DIRECTIONS FOR THIS TASK: Reproduce all of the listing below without alteration.

Dataset items:
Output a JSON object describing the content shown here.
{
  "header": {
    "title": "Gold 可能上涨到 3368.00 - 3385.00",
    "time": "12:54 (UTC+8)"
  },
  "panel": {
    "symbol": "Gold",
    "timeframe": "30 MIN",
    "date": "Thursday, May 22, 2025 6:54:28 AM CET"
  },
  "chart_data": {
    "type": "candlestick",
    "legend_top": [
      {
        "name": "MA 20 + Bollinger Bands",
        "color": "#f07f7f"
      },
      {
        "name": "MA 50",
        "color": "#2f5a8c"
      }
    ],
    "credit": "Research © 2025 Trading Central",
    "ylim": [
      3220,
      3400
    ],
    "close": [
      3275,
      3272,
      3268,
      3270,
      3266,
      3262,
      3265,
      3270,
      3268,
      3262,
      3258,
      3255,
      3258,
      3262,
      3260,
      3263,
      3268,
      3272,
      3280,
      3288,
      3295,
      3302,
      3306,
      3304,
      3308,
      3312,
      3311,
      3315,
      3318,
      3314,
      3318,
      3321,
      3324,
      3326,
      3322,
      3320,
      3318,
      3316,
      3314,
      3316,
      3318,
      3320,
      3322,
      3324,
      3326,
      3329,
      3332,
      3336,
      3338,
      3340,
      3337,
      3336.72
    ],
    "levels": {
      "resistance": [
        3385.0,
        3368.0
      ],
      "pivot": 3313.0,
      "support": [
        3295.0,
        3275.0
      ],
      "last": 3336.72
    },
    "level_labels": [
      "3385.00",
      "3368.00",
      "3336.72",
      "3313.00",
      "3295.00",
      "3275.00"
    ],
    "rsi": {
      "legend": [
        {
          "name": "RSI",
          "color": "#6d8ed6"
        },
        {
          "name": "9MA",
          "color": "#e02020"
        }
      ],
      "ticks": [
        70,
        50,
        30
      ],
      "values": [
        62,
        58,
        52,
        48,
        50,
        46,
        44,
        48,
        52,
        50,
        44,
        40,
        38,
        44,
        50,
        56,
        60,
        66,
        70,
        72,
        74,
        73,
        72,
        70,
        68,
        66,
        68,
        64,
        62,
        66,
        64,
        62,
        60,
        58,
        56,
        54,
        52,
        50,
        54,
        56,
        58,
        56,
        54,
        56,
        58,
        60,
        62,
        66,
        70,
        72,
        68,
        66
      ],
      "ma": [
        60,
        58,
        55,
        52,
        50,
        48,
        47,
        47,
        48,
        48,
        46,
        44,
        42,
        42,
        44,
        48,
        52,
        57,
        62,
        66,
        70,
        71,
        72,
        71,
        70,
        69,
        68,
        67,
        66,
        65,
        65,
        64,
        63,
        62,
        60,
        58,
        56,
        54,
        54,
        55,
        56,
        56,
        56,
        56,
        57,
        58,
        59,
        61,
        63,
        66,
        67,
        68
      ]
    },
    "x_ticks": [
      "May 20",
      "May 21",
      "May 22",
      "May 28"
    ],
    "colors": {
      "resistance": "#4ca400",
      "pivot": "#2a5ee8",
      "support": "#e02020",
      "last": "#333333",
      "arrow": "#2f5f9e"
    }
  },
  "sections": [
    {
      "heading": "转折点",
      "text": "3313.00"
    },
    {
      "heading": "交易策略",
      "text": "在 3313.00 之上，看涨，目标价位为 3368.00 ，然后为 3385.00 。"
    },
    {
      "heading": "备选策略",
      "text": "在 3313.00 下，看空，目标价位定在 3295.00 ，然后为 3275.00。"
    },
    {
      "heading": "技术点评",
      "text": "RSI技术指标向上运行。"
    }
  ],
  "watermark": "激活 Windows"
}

RESULT FOR THIS EXERCISE:
Output a JSON object describing the content shown here.
{
  "header": {
    "title": "Gold 可能上涨到 3368.00 - 3385.00",
    "time": "12:54 (UTC+8)"
  },
  "panel": {
    "symbol": "Gold",
    "timeframe": "30 MIN",
    "date": "Thursday, May 22, 2025 6:54:28 AM CET"
  },
  "chart_data": {
    "type": "candlestick",
    "legend_top": [
      {
        "name": "MA 20 + Bollinger Bands",
        "color": "#f07f7f"
      },
      {
        "name": "MA 50",
        "color": "#2f5a8c"
      }
    ],
    "credit": "Research © 2025 Trading Central",
    "ylim": [
      3220,
      3400
    ],
    "close": [
      3275,
      3272,
      3268,
      3270,
      3266,
      3262,
      3265,
      3270,
      3268,
      3262,
      3258,
      3255,
      3258,
      3262,
      3260,
      3263,
      3268,
      3272,
      3280,
      3288,
      3295,
      3302,
      3306,
      3304,
      3308,
      3312,
      3311,
      3315,
      3318,
      3314,
      3318,
      3321,
      3324,
      3326,
      3322,
      3320,
      3318,
      3316,
      3314,
      3316,
      3318,
      3320,
      3322,
      3324,
      3326,
      3329,
      3332,
      3336,
      3338,
      3340,
      3337,
      3336.72
    ],
    "levels": {
      "resistance": [
        3385.0,
        3368.0
      ],
      "pivot": 3313.0,
      "support": [
        3295.0,
        3275.0
      ],
      "last": 3336.72
    },
    "level_labels": [
      "3385.00",
      "3368.00",
      "3336.72",
      "3313.00",
      "3295.00",
      "3275.00"
    ],
    "rsi": {
      "legend": [
        {
          "name": "RSI",
          "color": "#6d8ed6"
        },
        {
          "name": "9MA",
          "color": "#e02020"
        }
      ],
      "ticks": [
        70,
        50,
        30
      ],
      "values": [
        62,
        58,
        52,
        48,
        50,
        46,
        44,
        48,
        52,
        50,
        44,
        40,
        38,
        44,
        50,
        56,
        60,
        66,
        70,
        72,
        74,
        73,
        72,
        70,
        68,
        66,
        68,
        64,
        62,
        66,
        64,
        62,
        60,
        58,
        56,
        54,
        52,
        50,
        54,
        56,
        58,
        56,
        54,
        56,
        58,
        60,
        62,
        66,
        70,
        72,
        68,
        66
      ],
      "ma": [
        60,
        58,
        55,
        52,
        50,
        48,
        47,
        47,
        48,
        48,
        46,
        44,
        42,
        42,
        44,
        48,
        52,
        57,
        62,
        66,
        70,
        71,
        72,
        71,
        70,
        69,
        68,
        67,
        66,
        65,
        65,
        64,
        63,
        62,
        60,
        58,
        56,
        54,
        54,
        55,
        56,
        56,
        56,
        56,
        57,
        58,
        59,
        61,
        63,
        66,
        67,
        68
      ]
    },
    "x_ticks": [
      "May 20",
      "May 21",
      "May 22",
      "May 28"
    ],
    "colors": {
      "resistance": "#4ca400",
      "pivot": "#2a5ee8",
      "support": "#e02020",
      "last": "#333333",
      "arrow": "#2f5f9e"
    }
  },
  "sections": [
    {
      "heading": "转折点",
      "text": "3313.00"
    },
    {
      "heading": "交易策略",
      "text": "在 3313.00 之上，看涨，目标价位为 3368.00 ，然后为 3385.00 。"
    },
    {
      "heading": "备选策略",
      "text": "在 3313.00 下，看空，目标价位定在 3295.00 ，然后为 3275.00。"
    },
    {
      "heading": "技术点评",
      "text": "RSI技术指标向上运行。"
    }
  ],
  "watermark": "激活 Windows"
}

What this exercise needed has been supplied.